┌──

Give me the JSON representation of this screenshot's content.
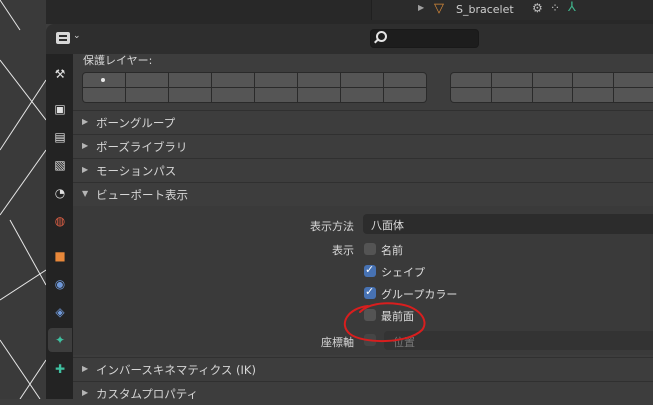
{
  "outliner": {
    "item_name": "S_bracelet",
    "colors": {
      "bone": "#d98b3a",
      "data": "#3fb28a"
    }
  },
  "header": {
    "editor_type_icon": "properties-editor-icon",
    "search": {
      "value": "",
      "placeholder": ""
    }
  },
  "tabs": [
    {
      "icon": "tool-icon",
      "glyph": "⚒"
    },
    {
      "icon": "render-icon",
      "glyph": "▣"
    },
    {
      "icon": "output-icon",
      "glyph": "▤"
    },
    {
      "icon": "view-layer-icon",
      "glyph": "▧"
    },
    {
      "icon": "scene-icon",
      "glyph": "◔"
    },
    {
      "icon": "world-icon",
      "glyph": "◍"
    },
    {
      "icon": "object-icon",
      "glyph": "■"
    },
    {
      "icon": "modifier-icon",
      "glyph": "◉"
    },
    {
      "icon": "physics-icon",
      "glyph": "◈"
    },
    {
      "icon": "armature-data-icon",
      "glyph": "✦",
      "active": true
    },
    {
      "icon": "bone-icon",
      "glyph": "✚"
    }
  ],
  "protected_layers_label": "保護レイヤー:",
  "panels": {
    "bone_groups": "ボーングループ",
    "pose_library": "ポーズライブラリ",
    "motion_paths": "モーションパス",
    "viewport_display": "ビューポート表示",
    "inverse_kinematics": "インバースキネマティクス (IK)",
    "custom_properties": "カスタムプロパティ"
  },
  "viewport_display": {
    "display_as_label": "表示方法",
    "display_as_value": "八面体",
    "show_label": "表示",
    "names": {
      "label": "名前",
      "checked": false
    },
    "shapes": {
      "label": "シェイプ",
      "checked": true
    },
    "group_colors": {
      "label": "グループカラー",
      "checked": true
    },
    "in_front": {
      "label": "最前面",
      "checked": false
    },
    "axes_label": "座標軸",
    "axes_position": "位置"
  },
  "annotation_color": "#d81e1e"
}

└──

Copy the listing over exactly, skipping the pictures it holds.

Give me the JSON representation of this screenshot's content.
{
  "outliner": {
    "item_name": "S_bracelet",
    "colors": {
      "bone": "#d98b3a",
      "data": "#3fb28a"
    }
  },
  "header": {
    "editor_type_icon": "properties-editor-icon",
    "search": {
      "value": "",
      "placeholder": ""
    }
  },
  "tabs": [
    {
      "icon": "tool-icon",
      "glyph": "⚒"
    },
    {
      "icon": "render-icon",
      "glyph": "▣"
    },
    {
      "icon": "output-icon",
      "glyph": "▤"
    },
    {
      "icon": "view-layer-icon",
      "glyph": "▧"
    },
    {
      "icon": "scene-icon",
      "glyph": "◔"
    },
    {
      "icon": "world-icon",
      "glyph": "◍"
    },
    {
      "icon": "object-icon",
      "glyph": "■"
    },
    {
      "icon": "modifier-icon",
      "glyph": "◉"
    },
    {
      "icon": "physics-icon",
      "glyph": "◈"
    },
    {
      "icon": "armature-data-icon",
      "glyph": "✦",
      "active": true
    },
    {
      "icon": "bone-icon",
      "glyph": "✚"
    }
  ],
  "protected_layers_label": "保護レイヤー:",
  "panels": {
    "bone_groups": "ボーングループ",
    "pose_library": "ポーズライブラリ",
    "motion_paths": "モーションパス",
    "viewport_display": "ビューポート表示",
    "inverse_kinematics": "インバースキネマティクス (IK)",
    "custom_properties": "カスタムプロパティ"
  },
  "viewport_display": {
    "display_as_label": "表示方法",
    "display_as_value": "八面体",
    "show_label": "表示",
    "names": {
      "label": "名前",
      "checked": false
    },
    "shapes": {
      "label": "シェイプ",
      "checked": true
    },
    "group_colors": {
      "label": "グループカラー",
      "checked": true
    },
    "in_front": {
      "label": "最前面",
      "checked": false
    },
    "axes_label": "座標軸",
    "axes_position": "位置"
  },
  "annotation_color": "#d81e1e"
}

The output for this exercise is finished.